> **Passage**:
BEGIN

## Vetle + Seb code

In [None]:
%matplotlib inline

import os
import pandas as pd
import lasio as ls
#import selenium
#import phantomjs
import matplotlib.pyplot as plt
import numpy as np
import sys
import time
import dask.dataframe as dd
import dask.array as da
#import pyarrow.parquet as pq
import fastparquet
from functools import reduce

In [None]:
import hvplot.pandas
import hvplot.dask
from hvplot import hvPlot
import holoviews as hv
from holoviews import opts, streams
from holoviews.plotting.links import DataLink
hv.extension('bokeh', logo=None)
from IPython.display import display, HTML
from bokeh.models.tools import LassoSelectTool, BoxSelectTool  # tools=['hover']
box_select = BoxSelectTool()
lasso_select = LassoSelectTool()
import panel as pn
pn.extension()
from IPython.display import display, HTML

client_secret = "Bw2w*31.CmbIiP.i2EILQ=HN@xr]yeu?"

display(HTML(data="""
<style>
    div#notebook-container    { width: 95%; }
    div#menubar-container     { width: 80%; }
    div#maintoolbar-container { width: 80%; }
</style>
"""))

### Las generator

In [None]:
filepath = '../Documentation/Well log LAS files/WKF W8A LWD VISION RM 0_5m Drilling.LAS'

In [None]:
def las_to_df(filepath):
    las = ls.read(filepath)
    curve_df = las.df()
    curve_df = curve_df.replace(-999.25,np.nan)
    curve_df.reset_index(inplace=True)
    curve_df.rename(columns={curve_df.columns[0]:'Depth'}, inplace=True)
    las.curves[0].mnemonic = 'Depth'
    return curve_df, las

In [None]:
df_realwell, las_realwell = las_to_df(filepath)

END

(Items from a dataset)
BEGIN

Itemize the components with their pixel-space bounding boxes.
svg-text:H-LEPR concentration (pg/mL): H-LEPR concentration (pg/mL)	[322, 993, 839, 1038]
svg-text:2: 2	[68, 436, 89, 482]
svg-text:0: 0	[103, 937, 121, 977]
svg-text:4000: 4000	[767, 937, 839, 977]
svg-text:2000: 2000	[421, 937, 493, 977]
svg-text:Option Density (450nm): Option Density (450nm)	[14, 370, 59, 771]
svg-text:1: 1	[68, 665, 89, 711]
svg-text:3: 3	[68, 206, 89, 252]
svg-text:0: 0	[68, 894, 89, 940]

END

> **To be done**:
#1 Decide whether each statement agrees with the notebook, answering yes or no and quoting the words that settle it: (a) The notebook imports fastparquet. (b) The las_to_df function replaces the value -999.25 with NaN. (c) The holoviews extension is loaded with its logo shown.
#2 Echo everything in the notebook from "curve_df.reset_index(inplace=True)" down to "las_realwell = las_to_df(filepath)", character for character.
The records were taken from a different source than the notebook.

> **Answers**:
#1
(a) Yes: "import fastparquet"
(b) Yes: "curve_df = curve_df.replace(-999.25,np.nan)"
(c) No: "hv.extension('bokeh', logo=None)"

#2
curve_df.reset_index(inplace=True)
    curve_df.rename(columns={curve_df.columns[0]:'Depth'}, inplace=True)
    las.curves[0].mnemonic = 'Depth'
    return curve_df, las

In [None]:
df_realwell, las_realwell = las_to_df(filepath)